> [Instructions for the task]: Collect all lines containing the word "name" from the data.

> [Material for this task]:
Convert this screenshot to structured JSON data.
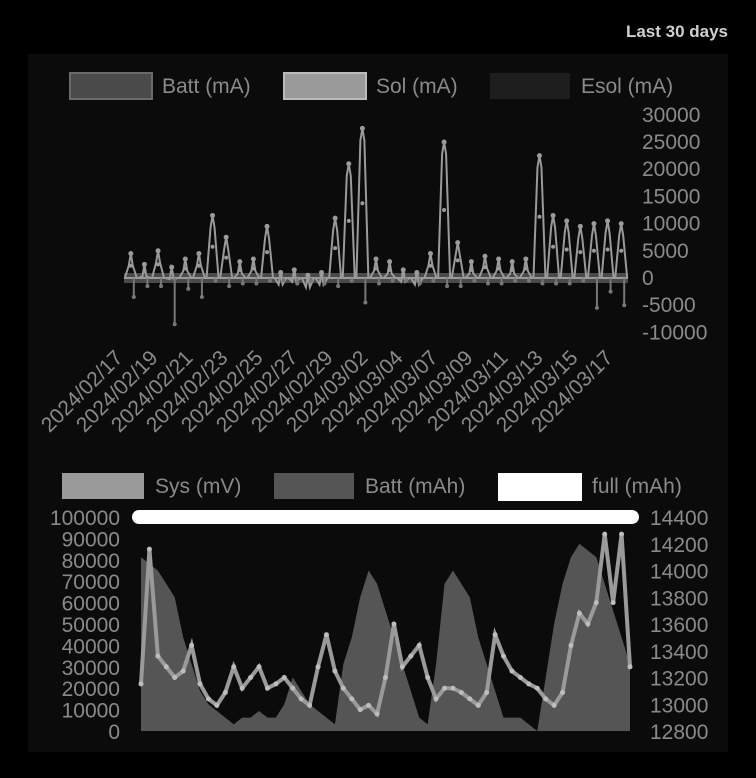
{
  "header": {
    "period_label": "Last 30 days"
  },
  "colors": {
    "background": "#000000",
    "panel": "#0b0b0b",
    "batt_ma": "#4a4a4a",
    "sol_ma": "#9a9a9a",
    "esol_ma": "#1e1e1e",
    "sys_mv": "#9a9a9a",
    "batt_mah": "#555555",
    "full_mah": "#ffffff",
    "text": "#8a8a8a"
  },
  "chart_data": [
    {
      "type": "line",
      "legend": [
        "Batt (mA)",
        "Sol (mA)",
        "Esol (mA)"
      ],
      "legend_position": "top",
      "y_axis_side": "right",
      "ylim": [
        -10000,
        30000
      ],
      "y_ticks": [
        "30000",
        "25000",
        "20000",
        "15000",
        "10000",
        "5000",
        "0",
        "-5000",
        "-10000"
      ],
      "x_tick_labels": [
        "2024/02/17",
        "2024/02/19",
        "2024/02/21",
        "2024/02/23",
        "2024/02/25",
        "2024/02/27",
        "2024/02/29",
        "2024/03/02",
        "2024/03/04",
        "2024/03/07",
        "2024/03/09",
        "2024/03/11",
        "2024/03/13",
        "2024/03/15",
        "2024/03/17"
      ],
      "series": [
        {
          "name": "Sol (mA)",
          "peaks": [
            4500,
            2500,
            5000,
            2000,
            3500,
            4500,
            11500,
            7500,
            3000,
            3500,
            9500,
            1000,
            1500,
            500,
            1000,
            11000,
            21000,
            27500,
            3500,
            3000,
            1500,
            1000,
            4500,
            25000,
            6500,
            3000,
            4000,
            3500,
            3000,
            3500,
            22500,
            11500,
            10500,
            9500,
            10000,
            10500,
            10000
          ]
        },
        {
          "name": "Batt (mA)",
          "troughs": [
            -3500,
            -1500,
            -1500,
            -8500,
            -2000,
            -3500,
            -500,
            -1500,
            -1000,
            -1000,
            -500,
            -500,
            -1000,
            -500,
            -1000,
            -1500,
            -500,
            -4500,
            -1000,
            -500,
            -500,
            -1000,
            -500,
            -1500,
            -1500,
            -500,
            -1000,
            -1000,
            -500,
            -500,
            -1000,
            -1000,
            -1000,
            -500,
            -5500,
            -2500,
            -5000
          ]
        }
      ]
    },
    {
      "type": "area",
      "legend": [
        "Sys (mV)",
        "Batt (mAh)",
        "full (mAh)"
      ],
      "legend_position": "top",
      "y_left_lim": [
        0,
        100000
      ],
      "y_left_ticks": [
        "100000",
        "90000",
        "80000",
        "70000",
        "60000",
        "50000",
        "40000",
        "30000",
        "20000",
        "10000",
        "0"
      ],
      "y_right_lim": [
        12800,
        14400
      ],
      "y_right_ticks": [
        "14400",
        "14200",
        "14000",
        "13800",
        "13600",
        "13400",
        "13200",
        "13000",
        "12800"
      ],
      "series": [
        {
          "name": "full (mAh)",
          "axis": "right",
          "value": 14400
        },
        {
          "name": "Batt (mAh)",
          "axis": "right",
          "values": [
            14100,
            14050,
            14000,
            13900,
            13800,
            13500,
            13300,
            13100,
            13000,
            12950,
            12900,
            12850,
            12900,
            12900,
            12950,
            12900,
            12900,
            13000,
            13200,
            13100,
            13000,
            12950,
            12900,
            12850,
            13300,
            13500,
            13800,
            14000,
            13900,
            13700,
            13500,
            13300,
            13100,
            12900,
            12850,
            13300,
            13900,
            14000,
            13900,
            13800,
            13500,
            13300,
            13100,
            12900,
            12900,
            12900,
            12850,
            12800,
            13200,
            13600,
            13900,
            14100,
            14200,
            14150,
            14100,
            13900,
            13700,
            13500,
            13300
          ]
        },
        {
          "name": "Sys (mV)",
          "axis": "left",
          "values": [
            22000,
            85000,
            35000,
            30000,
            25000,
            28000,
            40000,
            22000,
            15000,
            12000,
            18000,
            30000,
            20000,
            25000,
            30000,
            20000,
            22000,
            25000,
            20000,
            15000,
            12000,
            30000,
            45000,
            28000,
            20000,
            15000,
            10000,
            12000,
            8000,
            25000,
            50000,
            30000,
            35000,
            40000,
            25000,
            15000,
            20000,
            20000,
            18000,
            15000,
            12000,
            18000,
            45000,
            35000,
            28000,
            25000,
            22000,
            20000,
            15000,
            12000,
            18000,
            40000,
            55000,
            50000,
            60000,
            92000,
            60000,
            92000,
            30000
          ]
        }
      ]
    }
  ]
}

> [Written response]:
          "name": "Sol (mA)",
          "name": "Batt (mA)",
          "name": "full (mAh)",
          "name": "Batt (mAh)",
          "name": "Sys (mV)",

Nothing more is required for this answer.